(Data records)

----

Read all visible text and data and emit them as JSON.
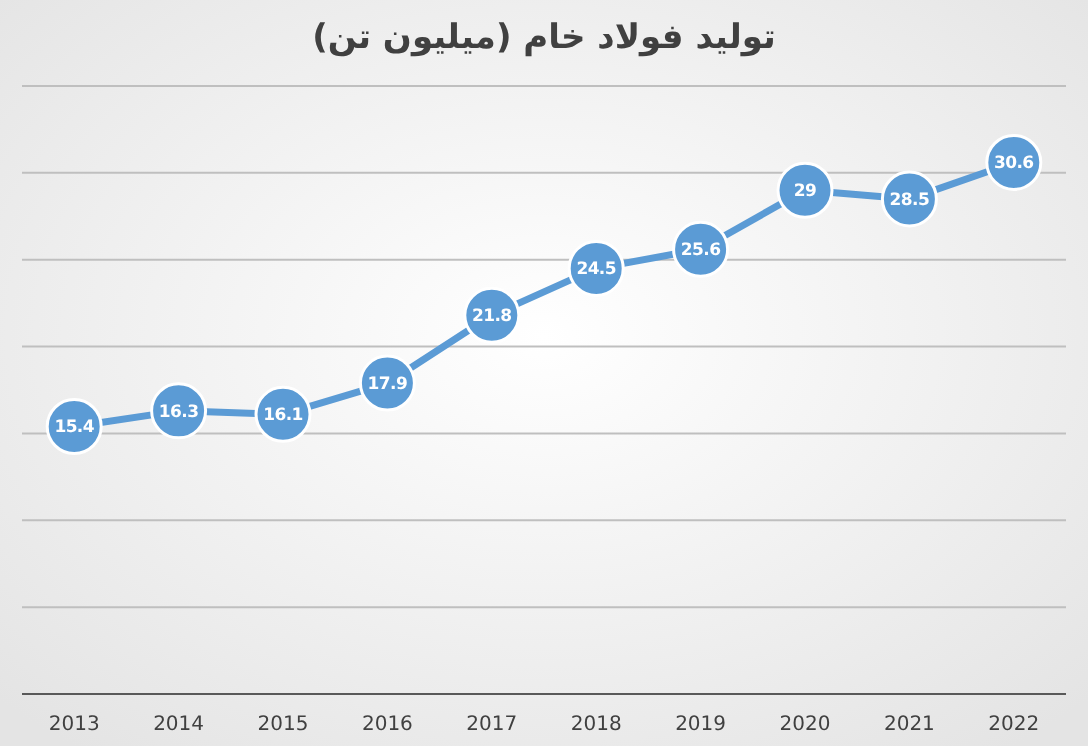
{
  "chart_data": {
    "type": "line",
    "title": "توليد فولاد خام (ميليون تن)",
    "categories": [
      "2013",
      "2014",
      "2015",
      "2016",
      "2017",
      "2018",
      "2019",
      "2020",
      "2021",
      "2022"
    ],
    "values": [
      15.4,
      16.3,
      16.1,
      17.9,
      21.8,
      24.5,
      25.6,
      29,
      28.5,
      30.6
    ],
    "color": "#5b9bd5",
    "marker": "circle",
    "data_labels": true,
    "grid": "y",
    "ylim": [
      0,
      35
    ],
    "yticks": [
      {
        "value": 0,
        "label": null
      },
      {
        "value": 5,
        "label": null
      },
      {
        "value": 10,
        "label": null
      },
      {
        "value": 15,
        "label": null
      },
      {
        "value": 20,
        "label": null
      },
      {
        "value": 25,
        "label": null
      },
      {
        "value": 30,
        "label": null
      },
      {
        "value": 35,
        "label": null
      }
    ]
  }
}
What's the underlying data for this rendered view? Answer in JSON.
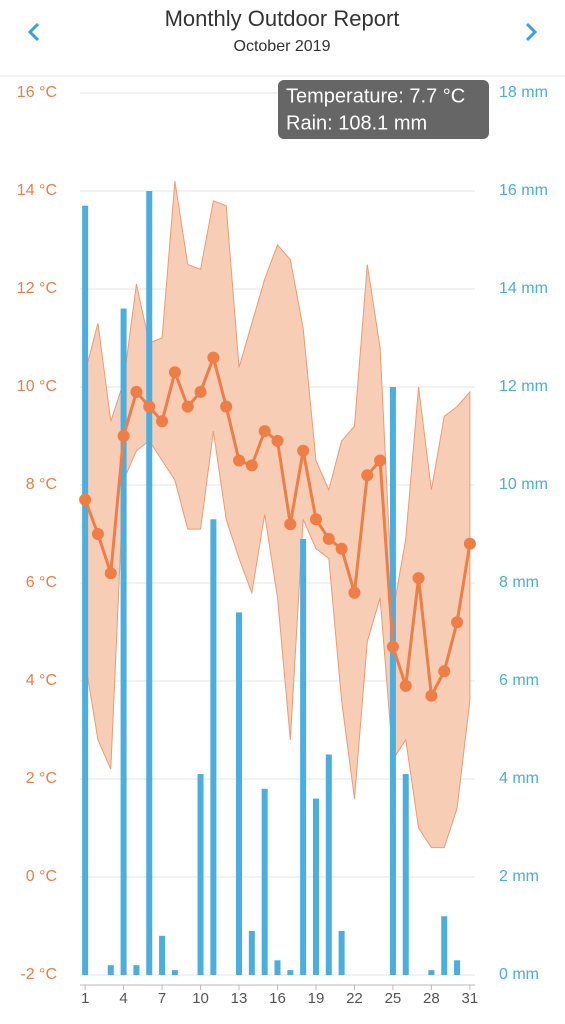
{
  "chart_data": {
    "type": "combo",
    "title": "Monthly Outdoor Report",
    "subtitle": "October 2019",
    "tooltip": [
      "Temperature: 7.7 °C",
      "Rain: 108.1 mm"
    ],
    "x": [
      1,
      2,
      3,
      4,
      5,
      6,
      7,
      8,
      9,
      10,
      11,
      12,
      13,
      14,
      15,
      16,
      17,
      18,
      19,
      20,
      21,
      22,
      23,
      24,
      25,
      26,
      27,
      28,
      29,
      30,
      31
    ],
    "xlim": [
      0.6,
      31.4
    ],
    "xticks": [
      1,
      4,
      7,
      10,
      13,
      16,
      19,
      22,
      25,
      28,
      31
    ],
    "ylim": [
      -2,
      16
    ],
    "yticks": [
      {
        "value": -2,
        "label": "-2 °C"
      },
      {
        "value": 0,
        "label": "0 °C"
      },
      {
        "value": 2,
        "label": "2 °C"
      },
      {
        "value": 4,
        "label": "4 °C"
      },
      {
        "value": 6,
        "label": "6 °C"
      },
      {
        "value": 8,
        "label": "8 °C"
      },
      {
        "value": 10,
        "label": "10 °C"
      },
      {
        "value": 12,
        "label": "12 °C"
      },
      {
        "value": 14,
        "label": "14 °C"
      },
      {
        "value": 16,
        "label": "16 °C"
      }
    ],
    "y2lim": [
      0,
      18
    ],
    "y2ticks": [
      {
        "value": 0,
        "label": "0 mm"
      },
      {
        "value": 2,
        "label": "2 mm"
      },
      {
        "value": 4,
        "label": "4 mm"
      },
      {
        "value": 6,
        "label": "6 mm"
      },
      {
        "value": 8,
        "label": "8 mm"
      },
      {
        "value": 10,
        "label": "10 mm"
      },
      {
        "value": 12,
        "label": "12 mm"
      },
      {
        "value": 14,
        "label": "14 mm"
      },
      {
        "value": 16,
        "label": "16 mm"
      },
      {
        "value": 18,
        "label": "18 mm"
      }
    ],
    "grid": true,
    "band": {
      "color": "#f7cdb6",
      "edge": "#ef9a72",
      "upper": [
        10.3,
        11.3,
        9.3,
        10.1,
        12.1,
        10.9,
        11.0,
        14.2,
        12.5,
        12.4,
        13.8,
        13.7,
        10.4,
        11.3,
        12.2,
        12.9,
        12.6,
        11.2,
        8.5,
        7.9,
        8.9,
        9.2,
        12.5,
        10.8,
        5.4,
        6.9,
        10.0,
        7.9,
        9.4,
        9.6,
        9.9
      ],
      "lower": [
        4.4,
        2.8,
        2.2,
        8.1,
        8.7,
        8.9,
        8.5,
        8.1,
        7.1,
        7.1,
        9.1,
        7.3,
        6.5,
        5.8,
        7.4,
        5.7,
        2.8,
        7.3,
        6.7,
        6.5,
        3.6,
        1.6,
        4.8,
        5.7,
        2.4,
        2.8,
        1.0,
        0.6,
        0.6,
        1.4,
        3.6
      ]
    },
    "series": [
      {
        "type": "bar",
        "axis": "y2",
        "color": "#4aaee0",
        "values": [
          15.7,
          0,
          0.2,
          13.6,
          0.2,
          16.0,
          0.8,
          0.1,
          0,
          4.1,
          9.3,
          0,
          7.4,
          0.9,
          3.8,
          0.3,
          0.1,
          8.9,
          3.6,
          4.5,
          0.9,
          0,
          0,
          0,
          12.0,
          4.1,
          0,
          0.1,
          1.2,
          0.3,
          0
        ]
      },
      {
        "type": "line",
        "color": "#ee7d46",
        "values": [
          7.7,
          7.0,
          6.2,
          9.0,
          9.9,
          9.6,
          9.3,
          10.3,
          9.6,
          9.9,
          10.6,
          9.6,
          8.5,
          8.4,
          9.1,
          8.9,
          7.2,
          8.7,
          7.3,
          6.9,
          6.7,
          5.8,
          8.2,
          8.5,
          4.7,
          3.9,
          6.1,
          3.7,
          4.2,
          5.2,
          6.8
        ]
      }
    ],
    "ytick_color": "#ee7d46",
    "y2tick_color": "#4aaee0"
  }
}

----

=== Short exercise ===
Copy every line in the records above that contains the word "type".

=== Solution for this exercise ===
    "type": "line",
    "type": "combo",
        "type": "bar",
        "type": "line",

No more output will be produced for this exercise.